[Extracted records]
* Start *

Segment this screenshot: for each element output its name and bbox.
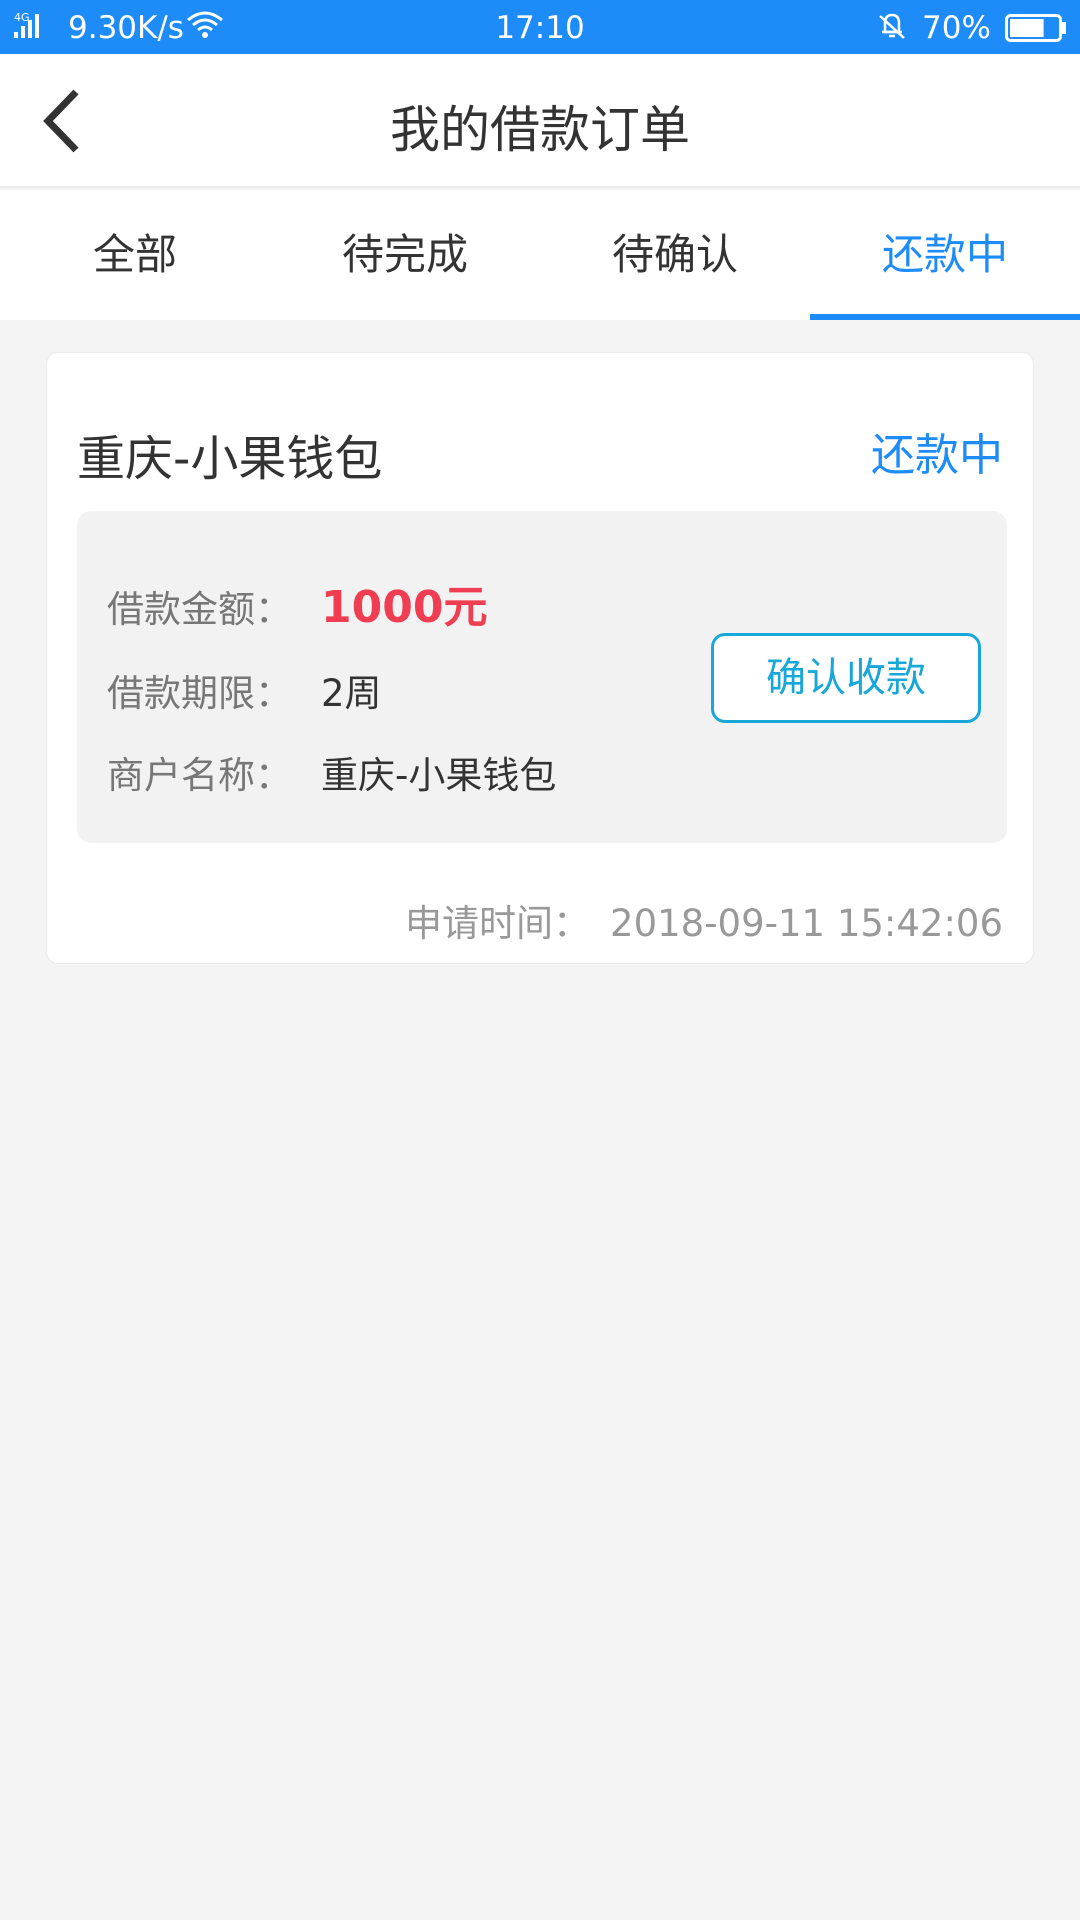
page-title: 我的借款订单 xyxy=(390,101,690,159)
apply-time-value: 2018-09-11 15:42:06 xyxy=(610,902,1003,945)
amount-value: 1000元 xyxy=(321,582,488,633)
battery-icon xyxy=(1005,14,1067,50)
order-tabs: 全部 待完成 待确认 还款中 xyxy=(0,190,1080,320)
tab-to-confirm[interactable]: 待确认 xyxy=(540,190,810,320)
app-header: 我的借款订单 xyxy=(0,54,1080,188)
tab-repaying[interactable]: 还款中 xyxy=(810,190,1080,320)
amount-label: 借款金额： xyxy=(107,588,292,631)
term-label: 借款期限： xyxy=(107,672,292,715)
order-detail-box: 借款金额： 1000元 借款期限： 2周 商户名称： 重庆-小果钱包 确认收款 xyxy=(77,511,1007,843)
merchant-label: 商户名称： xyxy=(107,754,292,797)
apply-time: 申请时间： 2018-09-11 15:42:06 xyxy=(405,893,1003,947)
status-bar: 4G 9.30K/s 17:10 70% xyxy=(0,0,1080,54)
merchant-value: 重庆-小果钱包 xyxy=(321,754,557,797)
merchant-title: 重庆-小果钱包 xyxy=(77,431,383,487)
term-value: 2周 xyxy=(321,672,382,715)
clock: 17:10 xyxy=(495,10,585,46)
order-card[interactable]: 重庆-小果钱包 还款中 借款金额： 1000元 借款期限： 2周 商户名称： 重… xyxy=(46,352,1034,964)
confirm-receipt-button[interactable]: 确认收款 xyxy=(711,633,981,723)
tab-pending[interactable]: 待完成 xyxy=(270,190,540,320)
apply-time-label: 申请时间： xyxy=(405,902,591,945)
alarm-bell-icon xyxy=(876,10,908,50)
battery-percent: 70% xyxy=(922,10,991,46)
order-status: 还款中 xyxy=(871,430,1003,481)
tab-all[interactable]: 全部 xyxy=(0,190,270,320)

* End *

> [Exercise details] Rewrite the data with every "merchant" changed to "vendor", keeping everything else identical. Leave the picture out of your answer.

> [Answer for the task]
Segment this screenshot: for each element output its name and bbox.
page-title: 我的借款订单 xyxy=(390,101,690,159)
apply-time-value: 2018-09-11 15:42:06 xyxy=(610,902,1003,945)
amount-value: 1000元 xyxy=(321,582,488,633)
battery-icon xyxy=(1005,14,1067,50)
order-tabs: 全部 待完成 待确认 还款中 xyxy=(0,190,1080,320)
tab-to-confirm[interactable]: 待确认 xyxy=(540,190,810,320)
app-header: 我的借款订单 xyxy=(0,54,1080,188)
tab-repaying[interactable]: 还款中 xyxy=(810,190,1080,320)
amount-label: 借款金额： xyxy=(107,588,292,631)
term-label: 借款期限： xyxy=(107,672,292,715)
order-detail-box: 借款金额： 1000元 借款期限： 2周 商户名称： 重庆-小果钱包 确认收款 xyxy=(77,511,1007,843)
vendor-label: 商户名称： xyxy=(107,754,292,797)
apply-time: 申请时间： 2018-09-11 15:42:06 xyxy=(405,893,1003,947)
status-bar: 4G 9.30K/s 17:10 70% xyxy=(0,0,1080,54)
vendor-value: 重庆-小果钱包 xyxy=(321,754,557,797)
vendor-title: 重庆-小果钱包 xyxy=(77,431,383,487)
term-value: 2周 xyxy=(321,672,382,715)
clock: 17:10 xyxy=(495,10,585,46)
order-card[interactable]: 重庆-小果钱包 还款中 借款金额： 1000元 借款期限： 2周 商户名称： 重… xyxy=(46,352,1034,964)
confirm-receipt-button[interactable]: 确认收款 xyxy=(711,633,981,723)
tab-pending[interactable]: 待完成 xyxy=(270,190,540,320)
apply-time-label: 申请时间： xyxy=(405,902,591,945)
alarm-bell-icon xyxy=(876,10,908,50)
battery-percent: 70% xyxy=(922,10,991,46)
order-status: 还款中 xyxy=(871,430,1003,481)
tab-all[interactable]: 全部 xyxy=(0,190,270,320)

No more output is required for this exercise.